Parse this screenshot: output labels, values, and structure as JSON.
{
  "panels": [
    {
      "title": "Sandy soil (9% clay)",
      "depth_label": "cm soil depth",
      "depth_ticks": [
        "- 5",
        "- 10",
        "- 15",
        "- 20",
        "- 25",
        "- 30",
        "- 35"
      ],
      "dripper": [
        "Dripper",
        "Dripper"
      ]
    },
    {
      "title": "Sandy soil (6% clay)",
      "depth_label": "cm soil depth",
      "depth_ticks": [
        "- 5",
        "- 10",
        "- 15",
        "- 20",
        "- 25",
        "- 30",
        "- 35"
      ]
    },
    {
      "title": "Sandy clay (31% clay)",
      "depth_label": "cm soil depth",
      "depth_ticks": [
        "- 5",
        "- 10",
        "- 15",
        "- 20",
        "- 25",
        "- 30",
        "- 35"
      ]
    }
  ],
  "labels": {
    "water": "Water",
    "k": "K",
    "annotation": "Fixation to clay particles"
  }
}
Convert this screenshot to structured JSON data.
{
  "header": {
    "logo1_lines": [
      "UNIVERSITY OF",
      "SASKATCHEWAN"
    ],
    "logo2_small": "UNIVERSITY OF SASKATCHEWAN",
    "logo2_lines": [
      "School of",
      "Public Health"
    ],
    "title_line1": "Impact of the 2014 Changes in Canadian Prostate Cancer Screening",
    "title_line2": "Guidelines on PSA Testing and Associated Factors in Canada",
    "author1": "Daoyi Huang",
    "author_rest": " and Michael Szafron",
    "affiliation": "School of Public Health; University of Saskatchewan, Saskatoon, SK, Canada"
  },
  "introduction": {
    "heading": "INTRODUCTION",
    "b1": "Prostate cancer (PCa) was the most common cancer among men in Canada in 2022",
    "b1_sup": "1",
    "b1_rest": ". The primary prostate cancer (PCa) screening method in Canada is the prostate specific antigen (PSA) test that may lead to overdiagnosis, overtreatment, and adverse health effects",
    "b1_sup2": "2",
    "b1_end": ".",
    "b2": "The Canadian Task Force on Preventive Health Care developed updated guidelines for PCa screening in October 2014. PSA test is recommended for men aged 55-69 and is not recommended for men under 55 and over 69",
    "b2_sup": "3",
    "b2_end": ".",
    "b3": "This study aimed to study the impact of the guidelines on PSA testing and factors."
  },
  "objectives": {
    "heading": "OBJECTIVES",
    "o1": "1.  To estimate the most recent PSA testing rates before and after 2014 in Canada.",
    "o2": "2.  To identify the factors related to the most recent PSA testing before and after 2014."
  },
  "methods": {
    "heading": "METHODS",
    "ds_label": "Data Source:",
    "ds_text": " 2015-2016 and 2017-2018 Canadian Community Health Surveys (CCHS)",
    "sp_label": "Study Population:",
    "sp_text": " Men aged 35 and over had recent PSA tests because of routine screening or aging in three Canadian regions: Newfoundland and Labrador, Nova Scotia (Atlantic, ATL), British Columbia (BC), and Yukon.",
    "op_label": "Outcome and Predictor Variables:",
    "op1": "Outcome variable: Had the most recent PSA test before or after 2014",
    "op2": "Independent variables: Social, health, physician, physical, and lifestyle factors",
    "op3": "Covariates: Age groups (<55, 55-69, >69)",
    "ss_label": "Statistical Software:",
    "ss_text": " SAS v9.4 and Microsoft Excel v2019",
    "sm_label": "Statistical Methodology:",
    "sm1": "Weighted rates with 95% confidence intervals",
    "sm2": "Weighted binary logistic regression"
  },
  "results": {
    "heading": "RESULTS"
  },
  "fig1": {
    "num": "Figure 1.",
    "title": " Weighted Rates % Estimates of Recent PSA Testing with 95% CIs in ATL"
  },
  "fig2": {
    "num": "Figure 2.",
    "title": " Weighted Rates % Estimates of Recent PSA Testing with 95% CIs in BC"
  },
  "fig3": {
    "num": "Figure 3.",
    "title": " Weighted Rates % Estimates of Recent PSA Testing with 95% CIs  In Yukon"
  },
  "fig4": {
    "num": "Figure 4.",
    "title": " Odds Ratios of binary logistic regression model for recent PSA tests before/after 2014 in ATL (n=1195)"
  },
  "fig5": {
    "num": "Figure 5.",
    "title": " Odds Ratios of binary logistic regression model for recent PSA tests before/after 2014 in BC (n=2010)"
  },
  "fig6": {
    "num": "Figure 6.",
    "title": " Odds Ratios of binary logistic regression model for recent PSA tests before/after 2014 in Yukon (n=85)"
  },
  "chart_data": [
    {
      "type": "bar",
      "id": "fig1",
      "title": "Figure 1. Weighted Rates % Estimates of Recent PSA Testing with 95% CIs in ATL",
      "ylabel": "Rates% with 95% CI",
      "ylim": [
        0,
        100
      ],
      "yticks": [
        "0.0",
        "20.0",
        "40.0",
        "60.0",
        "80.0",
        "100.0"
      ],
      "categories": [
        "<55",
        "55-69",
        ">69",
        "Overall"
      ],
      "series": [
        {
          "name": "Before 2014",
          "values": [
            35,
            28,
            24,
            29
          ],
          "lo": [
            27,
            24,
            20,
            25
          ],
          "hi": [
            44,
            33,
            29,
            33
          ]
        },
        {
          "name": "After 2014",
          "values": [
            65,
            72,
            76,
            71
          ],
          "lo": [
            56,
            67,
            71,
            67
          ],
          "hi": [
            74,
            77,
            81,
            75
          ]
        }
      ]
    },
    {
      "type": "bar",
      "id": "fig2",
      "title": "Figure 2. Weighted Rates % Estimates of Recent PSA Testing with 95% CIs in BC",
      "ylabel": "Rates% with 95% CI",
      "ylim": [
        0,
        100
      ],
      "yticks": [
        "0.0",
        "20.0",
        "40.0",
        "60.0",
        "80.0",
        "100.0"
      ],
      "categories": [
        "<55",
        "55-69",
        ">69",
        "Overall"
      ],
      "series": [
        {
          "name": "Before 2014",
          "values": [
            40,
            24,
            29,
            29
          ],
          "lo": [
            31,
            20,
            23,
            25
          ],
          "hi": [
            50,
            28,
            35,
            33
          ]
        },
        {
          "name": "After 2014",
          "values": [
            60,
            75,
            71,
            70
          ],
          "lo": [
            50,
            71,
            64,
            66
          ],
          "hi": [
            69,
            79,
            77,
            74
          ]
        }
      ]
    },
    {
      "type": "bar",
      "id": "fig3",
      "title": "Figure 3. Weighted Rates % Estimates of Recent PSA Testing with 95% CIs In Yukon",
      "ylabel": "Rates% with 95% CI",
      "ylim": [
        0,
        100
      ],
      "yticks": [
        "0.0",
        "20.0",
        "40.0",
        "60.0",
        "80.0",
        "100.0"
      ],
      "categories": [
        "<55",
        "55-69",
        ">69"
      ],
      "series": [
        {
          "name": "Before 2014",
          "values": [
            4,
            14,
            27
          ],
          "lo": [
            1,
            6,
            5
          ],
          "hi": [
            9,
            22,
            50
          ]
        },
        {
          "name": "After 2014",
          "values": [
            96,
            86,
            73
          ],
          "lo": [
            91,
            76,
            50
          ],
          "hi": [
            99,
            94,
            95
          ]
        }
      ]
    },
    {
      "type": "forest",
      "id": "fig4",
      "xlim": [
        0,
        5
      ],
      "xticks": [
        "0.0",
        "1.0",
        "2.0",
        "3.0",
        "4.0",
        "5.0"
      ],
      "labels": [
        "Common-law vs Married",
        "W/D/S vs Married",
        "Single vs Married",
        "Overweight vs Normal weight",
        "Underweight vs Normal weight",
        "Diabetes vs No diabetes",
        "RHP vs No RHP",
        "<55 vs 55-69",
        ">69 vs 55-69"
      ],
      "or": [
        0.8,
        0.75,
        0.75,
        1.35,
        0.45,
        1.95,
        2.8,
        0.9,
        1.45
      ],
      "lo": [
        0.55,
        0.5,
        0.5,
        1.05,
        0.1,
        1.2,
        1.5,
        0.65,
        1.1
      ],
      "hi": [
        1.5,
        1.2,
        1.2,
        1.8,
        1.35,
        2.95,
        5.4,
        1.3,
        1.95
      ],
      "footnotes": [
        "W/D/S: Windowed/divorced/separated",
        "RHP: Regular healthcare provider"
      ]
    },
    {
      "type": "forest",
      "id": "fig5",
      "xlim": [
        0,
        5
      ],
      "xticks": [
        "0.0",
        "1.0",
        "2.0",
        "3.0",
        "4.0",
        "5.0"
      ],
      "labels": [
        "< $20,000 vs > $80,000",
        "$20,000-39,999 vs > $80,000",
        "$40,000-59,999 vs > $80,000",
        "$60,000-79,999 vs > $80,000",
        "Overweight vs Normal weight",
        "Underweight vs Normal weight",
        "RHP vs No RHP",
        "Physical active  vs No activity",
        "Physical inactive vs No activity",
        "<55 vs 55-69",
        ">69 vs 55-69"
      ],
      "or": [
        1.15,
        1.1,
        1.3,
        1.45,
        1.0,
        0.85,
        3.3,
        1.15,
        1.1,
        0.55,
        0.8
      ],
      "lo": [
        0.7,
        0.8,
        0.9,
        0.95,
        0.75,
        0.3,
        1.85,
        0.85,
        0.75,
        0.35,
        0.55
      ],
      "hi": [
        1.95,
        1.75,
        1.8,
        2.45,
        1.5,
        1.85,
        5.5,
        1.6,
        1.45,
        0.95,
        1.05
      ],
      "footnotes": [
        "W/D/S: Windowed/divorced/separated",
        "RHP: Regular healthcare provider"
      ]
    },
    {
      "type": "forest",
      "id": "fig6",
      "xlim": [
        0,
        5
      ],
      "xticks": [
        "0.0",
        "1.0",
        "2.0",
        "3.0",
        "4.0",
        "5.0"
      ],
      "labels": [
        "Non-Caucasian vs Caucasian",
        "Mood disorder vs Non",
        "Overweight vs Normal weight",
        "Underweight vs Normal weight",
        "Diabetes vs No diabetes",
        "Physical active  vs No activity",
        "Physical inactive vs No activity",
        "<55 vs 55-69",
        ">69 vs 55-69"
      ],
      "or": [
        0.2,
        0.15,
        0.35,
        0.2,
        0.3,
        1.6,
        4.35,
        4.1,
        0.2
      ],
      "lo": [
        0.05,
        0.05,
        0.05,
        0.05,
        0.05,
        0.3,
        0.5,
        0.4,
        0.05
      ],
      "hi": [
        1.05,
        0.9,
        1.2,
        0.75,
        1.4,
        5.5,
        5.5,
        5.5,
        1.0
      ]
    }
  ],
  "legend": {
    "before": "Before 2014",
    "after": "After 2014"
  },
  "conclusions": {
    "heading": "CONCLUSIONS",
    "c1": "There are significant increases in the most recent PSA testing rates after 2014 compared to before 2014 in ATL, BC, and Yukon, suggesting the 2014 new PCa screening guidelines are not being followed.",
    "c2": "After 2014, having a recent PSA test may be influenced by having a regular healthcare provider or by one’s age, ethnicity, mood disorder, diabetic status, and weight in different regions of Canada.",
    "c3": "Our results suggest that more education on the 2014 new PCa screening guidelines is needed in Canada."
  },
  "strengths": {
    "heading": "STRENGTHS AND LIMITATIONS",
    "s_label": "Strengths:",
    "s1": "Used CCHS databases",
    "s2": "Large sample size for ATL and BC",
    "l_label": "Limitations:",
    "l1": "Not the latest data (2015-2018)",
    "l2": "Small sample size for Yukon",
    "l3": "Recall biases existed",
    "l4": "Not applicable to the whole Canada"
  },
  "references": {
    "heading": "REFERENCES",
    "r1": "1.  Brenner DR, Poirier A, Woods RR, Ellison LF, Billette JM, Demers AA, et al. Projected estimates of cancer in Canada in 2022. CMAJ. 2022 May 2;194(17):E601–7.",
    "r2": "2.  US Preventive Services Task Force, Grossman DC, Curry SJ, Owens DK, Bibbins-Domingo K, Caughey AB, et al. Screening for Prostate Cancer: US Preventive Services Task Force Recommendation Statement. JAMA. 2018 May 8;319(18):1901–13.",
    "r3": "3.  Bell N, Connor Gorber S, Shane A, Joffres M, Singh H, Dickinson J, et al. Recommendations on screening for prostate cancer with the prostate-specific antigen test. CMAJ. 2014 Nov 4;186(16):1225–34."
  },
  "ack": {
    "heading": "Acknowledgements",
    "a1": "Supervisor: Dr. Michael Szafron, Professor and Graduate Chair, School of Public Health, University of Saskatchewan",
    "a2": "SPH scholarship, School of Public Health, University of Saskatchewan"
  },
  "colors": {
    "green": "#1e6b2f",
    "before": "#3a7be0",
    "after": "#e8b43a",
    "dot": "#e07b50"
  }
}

☆ ☆ ☆ ☆

- EXERCISE TASK
In the entries above, how many lines hold the word "regression"? State the number and nothing else.

- FULL ANSWER
4